# OBJECTIVE
For each line of the data below that holds "Siêu", copy the line.
— BEGIN —
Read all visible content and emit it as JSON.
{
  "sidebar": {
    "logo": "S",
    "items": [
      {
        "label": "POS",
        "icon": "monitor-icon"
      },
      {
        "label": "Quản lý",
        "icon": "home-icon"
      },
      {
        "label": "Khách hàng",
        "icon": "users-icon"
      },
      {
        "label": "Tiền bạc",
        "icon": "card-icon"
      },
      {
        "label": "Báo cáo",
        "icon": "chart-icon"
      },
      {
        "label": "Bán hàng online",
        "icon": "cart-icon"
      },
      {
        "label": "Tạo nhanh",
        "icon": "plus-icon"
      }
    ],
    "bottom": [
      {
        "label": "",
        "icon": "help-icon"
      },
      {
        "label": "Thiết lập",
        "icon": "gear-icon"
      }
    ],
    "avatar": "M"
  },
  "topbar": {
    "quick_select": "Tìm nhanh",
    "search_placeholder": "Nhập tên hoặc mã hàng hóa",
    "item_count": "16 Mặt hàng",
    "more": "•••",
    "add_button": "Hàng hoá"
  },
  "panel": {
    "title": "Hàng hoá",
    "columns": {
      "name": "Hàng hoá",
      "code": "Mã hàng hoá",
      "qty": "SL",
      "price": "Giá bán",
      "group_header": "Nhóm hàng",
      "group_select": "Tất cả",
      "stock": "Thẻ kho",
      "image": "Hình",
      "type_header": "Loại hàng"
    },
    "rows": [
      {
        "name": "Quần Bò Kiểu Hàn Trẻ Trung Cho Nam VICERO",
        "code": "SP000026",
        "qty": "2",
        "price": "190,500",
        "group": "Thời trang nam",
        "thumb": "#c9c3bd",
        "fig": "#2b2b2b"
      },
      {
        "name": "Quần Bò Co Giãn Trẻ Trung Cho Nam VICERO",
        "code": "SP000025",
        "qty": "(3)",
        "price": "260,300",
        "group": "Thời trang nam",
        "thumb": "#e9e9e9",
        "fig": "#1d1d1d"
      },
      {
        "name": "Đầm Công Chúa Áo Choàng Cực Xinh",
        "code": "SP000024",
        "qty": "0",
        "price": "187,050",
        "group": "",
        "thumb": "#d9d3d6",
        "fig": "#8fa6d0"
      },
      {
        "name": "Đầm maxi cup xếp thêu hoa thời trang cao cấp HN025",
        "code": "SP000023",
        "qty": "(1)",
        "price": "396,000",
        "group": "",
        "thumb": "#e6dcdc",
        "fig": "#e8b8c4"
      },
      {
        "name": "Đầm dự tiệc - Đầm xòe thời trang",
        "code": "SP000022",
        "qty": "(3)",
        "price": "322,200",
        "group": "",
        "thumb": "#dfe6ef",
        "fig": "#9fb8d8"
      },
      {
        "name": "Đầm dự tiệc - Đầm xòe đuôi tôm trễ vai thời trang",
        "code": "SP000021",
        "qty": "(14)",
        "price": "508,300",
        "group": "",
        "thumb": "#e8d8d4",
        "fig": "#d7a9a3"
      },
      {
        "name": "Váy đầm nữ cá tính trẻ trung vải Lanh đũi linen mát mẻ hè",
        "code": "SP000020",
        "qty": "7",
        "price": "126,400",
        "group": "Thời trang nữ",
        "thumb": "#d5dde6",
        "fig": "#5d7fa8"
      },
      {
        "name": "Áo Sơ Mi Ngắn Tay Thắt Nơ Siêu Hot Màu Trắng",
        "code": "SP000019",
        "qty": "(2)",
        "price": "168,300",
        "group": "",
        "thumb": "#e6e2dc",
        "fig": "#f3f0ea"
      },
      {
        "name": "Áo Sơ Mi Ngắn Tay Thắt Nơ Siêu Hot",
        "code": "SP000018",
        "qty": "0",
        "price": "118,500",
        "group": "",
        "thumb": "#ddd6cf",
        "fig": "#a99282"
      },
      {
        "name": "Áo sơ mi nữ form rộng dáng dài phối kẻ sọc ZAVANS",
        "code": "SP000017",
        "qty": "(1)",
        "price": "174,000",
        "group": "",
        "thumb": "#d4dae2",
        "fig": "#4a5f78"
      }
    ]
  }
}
— END —
# RESULT
        "name": "Áo Sơ Mi Ngắn Tay Thắt Nơ Siêu Hot Màu Trắng",
        "name": "Áo Sơ Mi Ngắn Tay Thắt Nơ Siêu Hot",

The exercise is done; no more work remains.